- Obiettivo del compito:
Ricopia senza modifiche il brano del testo sulla verità che parte dalle parole "Come se io con" e termina dopo le parole "e allora vaffanculo.".

- Estratto del documento:
§
La verità è un concetto irritante un po’ come la fede quando non porta ragioni ma pretese. La verità su qualunque cosa intendo, su noi stessi, sulla felicità, sulle relazioni, su come tutto questo si intrecci per alcuni, per altri no, per altri esiste solo la montagna, la Roma, il marito, il giardinaggio, i frullati. Ognuno sembra doversi fare carico di portare un fuoco più sacro degli altri, col quale illuminare di significato ogni momento. Ogni singolo istante deve avere significato se no non è vero che stai vivendo, però esiste anche la fazione del lasciare scorrere tutto come se fossimo nutrie nel fiume che nuotano a dorso, o la fazione dei moderati, per carità, solo che anche loro poi finiscono per essere fideistici con questa cosa del giusto equilibrio tra le parti.

Come se io con il mio pc hp del 2001 che fa il ronzio di un elicottero, fossi meno irritante e presuntuosa, qui cercando di uscire in quattro righe da millenni di lotte all’ultima parola sul concetto di verità. Il punto forse è questo, che siamo tutti colpevoli. Colpevoli di non saper sopportare il vuoto, la mancanza di senso e le domande. O magari a parole siamo i migliori della classe, ma poi ci facciamo i piantini sotto la doccia e allora vaffanculo.
§
- Contenuto dei record:
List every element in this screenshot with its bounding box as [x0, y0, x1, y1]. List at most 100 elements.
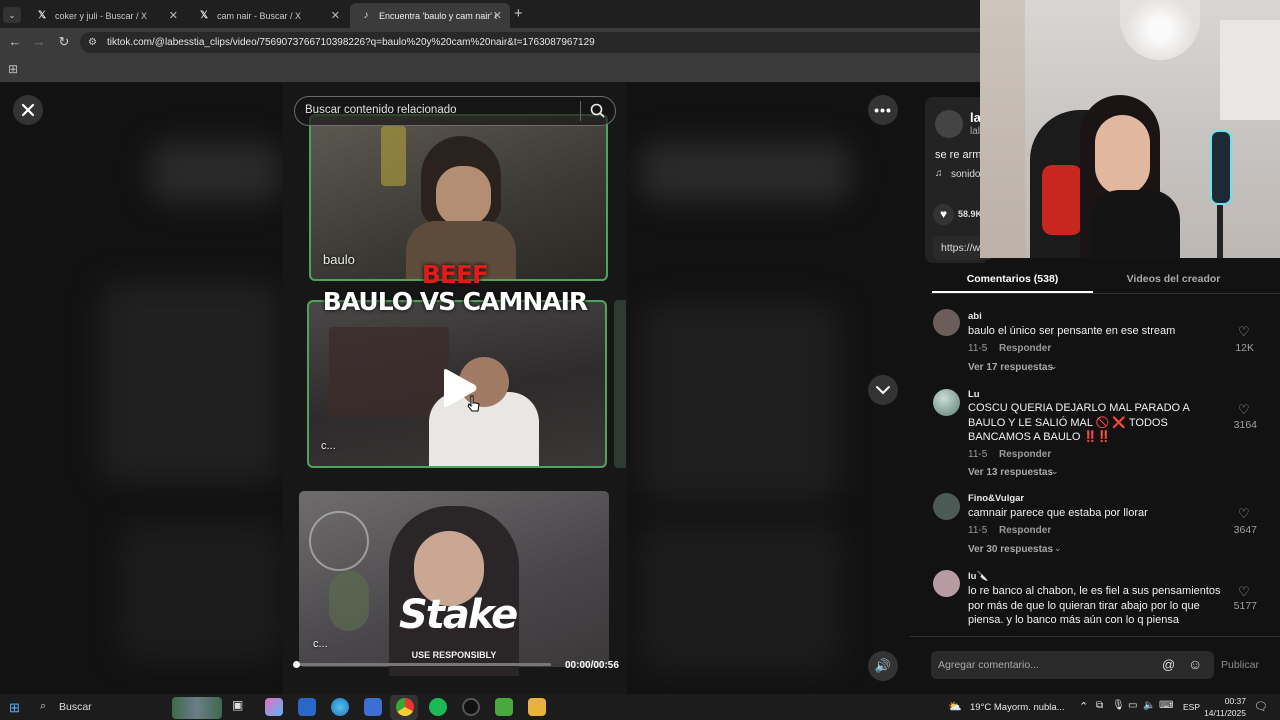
- tab-tiktok-search[interactable]: ♪ Encuentra 'baulo y cam nair' en ✕: [350, 3, 510, 28]
- video-title-beef: BEEF: [421, 260, 489, 289]
- sound-label[interactable]: sonido: [951, 169, 980, 180]
- clock-time[interactable]: 00:37: [1206, 696, 1246, 706]
- comment-username[interactable]: abi: [968, 311, 982, 322]
- sponsor-tagline: USE RESPONSIBLY: [411, 650, 497, 660]
- view-replies-link[interactable]: Ver 30 respuestas: [968, 544, 1053, 555]
- clock-date[interactable]: 14/11/2025: [1200, 708, 1246, 718]
- search-icon[interactable]: [590, 103, 605, 118]
- heart-outline-icon[interactable]: ♡: [1238, 324, 1250, 340]
- comment-placeholder: Agregar comentario...: [938, 659, 1039, 671]
- chevron-down-icon: ⌄: [1051, 466, 1059, 476]
- tab-cam-nair[interactable]: 𝕏 cam nair - Buscar / X ✕: [188, 3, 348, 28]
- close-video-button[interactable]: [13, 95, 43, 125]
- new-tab-button[interactable]: +: [514, 5, 523, 22]
- progress-handle[interactable]: [293, 661, 300, 668]
- minecraft-icon[interactable]: [495, 698, 513, 716]
- comment-like-count: 5177: [1233, 600, 1257, 612]
- chrome-icon[interactable]: [396, 698, 414, 716]
- back-icon[interactable]: ←: [5, 34, 25, 49]
- keyboard-icon[interactable]: ⌨: [1159, 700, 1173, 711]
- store-icon[interactable]: [364, 698, 382, 716]
- reload-icon[interactable]: ↻: [54, 34, 74, 50]
- tab-coker-y-juli[interactable]: 𝕏 coker y juli - Buscar / X ✕: [26, 3, 186, 28]
- next-video-button[interactable]: [868, 375, 898, 405]
- forward-icon[interactable]: →: [29, 34, 49, 49]
- view-replies-link[interactable]: Ver 13 respuestas: [968, 467, 1053, 478]
- network-icon[interactable]: ▭: [1128, 700, 1137, 711]
- tab-creator-videos[interactable]: Videos del creador: [1093, 273, 1254, 285]
- avatar[interactable]: [933, 493, 960, 520]
- search-highlight-image[interactable]: [172, 697, 222, 719]
- share-link-text: https://w: [941, 242, 981, 254]
- avatar[interactable]: [933, 309, 960, 336]
- volume-button[interactable]: 🔊: [868, 651, 898, 681]
- comment-date: 11-5: [968, 525, 988, 536]
- publish-button[interactable]: Publicar: [1221, 659, 1259, 671]
- author-avatar[interactable]: [935, 110, 963, 138]
- tab-search-icon[interactable]: ⌄: [3, 7, 21, 23]
- comment-like-count: 12K: [1235, 342, 1254, 354]
- task-view-icon[interactable]: ▣: [232, 698, 250, 716]
- panel-label-c: c...: [321, 440, 336, 452]
- edge-icon[interactable]: [331, 698, 349, 716]
- taskbar-search[interactable]: Buscar: [59, 701, 92, 713]
- active-tab-indicator: [932, 291, 1093, 293]
- adjacent-panel-edge: [614, 300, 626, 468]
- reply-button[interactable]: Responder: [999, 525, 1051, 536]
- close-tab-icon[interactable]: ✕: [331, 9, 340, 22]
- x-logo-icon: 𝕏: [37, 9, 47, 21]
- panel-label-c: c...: [313, 638, 328, 650]
- cursor-hand-icon: [467, 395, 480, 412]
- volume-icon[interactable]: 🔈: [1143, 700, 1155, 711]
- comment-text: COSCU QUERIA DEJARLO MAL PARADO A BAULO …: [968, 402, 1190, 443]
- windows-start-icon[interactable]: ⊞: [9, 700, 20, 716]
- comment-username[interactable]: lu🔪: [968, 571, 988, 582]
- video-panel-streamer: [299, 491, 609, 676]
- language-indicator[interactable]: ESP: [1183, 702, 1200, 712]
- reply-button[interactable]: Responder: [999, 449, 1051, 460]
- apps-grid-icon[interactable]: ⊞: [8, 62, 18, 76]
- comment-username[interactable]: Fino&Vulgar: [968, 493, 1024, 504]
- mention-icon[interactable]: @: [1162, 657, 1175, 672]
- heart-outline-icon[interactable]: ♡: [1238, 506, 1250, 522]
- emoji-icon[interactable]: ☺: [1188, 656, 1202, 672]
- comment-username[interactable]: Lu: [968, 389, 980, 400]
- like-count: 58.9K: [958, 209, 983, 219]
- comment-like-count: 3647: [1233, 524, 1257, 536]
- close-tab-icon[interactable]: ✕: [169, 9, 178, 22]
- obs-icon[interactable]: [462, 698, 480, 716]
- tab-comments[interactable]: Comentarios (538): [932, 273, 1093, 285]
- avatar[interactable]: [933, 389, 960, 416]
- close-tab-icon[interactable]: ✕: [493, 9, 502, 22]
- heart-outline-icon[interactable]: ♡: [1238, 584, 1250, 600]
- avatar[interactable]: [933, 570, 960, 597]
- more-options-button[interactable]: •••: [868, 95, 898, 125]
- weather-icon[interactable]: ⛅: [948, 700, 962, 713]
- microphone-icon[interactable]: 🎙: [1112, 700, 1125, 711]
- site-info-icon[interactable]: ⚙: [88, 37, 97, 48]
- view-replies-link[interactable]: Ver 17 respuestas: [968, 362, 1053, 373]
- chevron-up-icon[interactable]: ⌃: [1079, 700, 1088, 713]
- progress-bar[interactable]: [294, 663, 551, 666]
- file-explorer-icon[interactable]: [528, 698, 546, 716]
- comment-text: lo re banco al chabon, le es fiel a sus …: [968, 585, 1221, 626]
- copilot-icon[interactable]: [265, 698, 283, 716]
- search-divider: [580, 101, 581, 121]
- comment-text: camnair parece que estaba por llorar: [968, 507, 1148, 519]
- scroll-mask: [910, 628, 1280, 636]
- url-text[interactable]: tiktok.com/@labesstia_clips/video/756907…: [107, 37, 595, 48]
- webcam-overlay: [980, 0, 1280, 258]
- bookmarks-bar: [0, 57, 980, 82]
- search-placeholder: Buscar contenido relacionado: [305, 104, 457, 116]
- heart-outline-icon[interactable]: ♡: [1238, 402, 1250, 418]
- tray-app-icon[interactable]: ⧉: [1096, 700, 1103, 711]
- notifications-icon[interactable]: 🗨: [1254, 700, 1268, 713]
- reply-button[interactable]: Responder: [999, 343, 1051, 354]
- weather-text[interactable]: 19°C Mayorm. nubla...: [970, 702, 1065, 713]
- author-handle[interactable]: lal: [970, 126, 980, 137]
- spotify-icon[interactable]: [429, 698, 447, 716]
- search-icon[interactable]: ⌕: [40, 700, 46, 713]
- heart-icon[interactable]: ♥: [933, 204, 954, 225]
- outlook-icon[interactable]: [298, 698, 316, 716]
- time-display: 00:00/00:56: [565, 660, 619, 671]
§
- Risposta:
Come se io con il mio pc hp del 2001 che fa il ronzio di un elicottero, fossi meno irritante e presuntuosa, qui cercando di uscire in quattro righe da millenni di lotte all’ultima parola sul concetto di verità. Il punto forse è questo, che siamo tutti colpevoli. Colpevoli di non saper sopportare il vuoto, la mancanza di senso e le domande. O magari a parole siamo i migliori della classe, ma poi ci facciamo i piantini sotto la doccia e allora vaffanculo.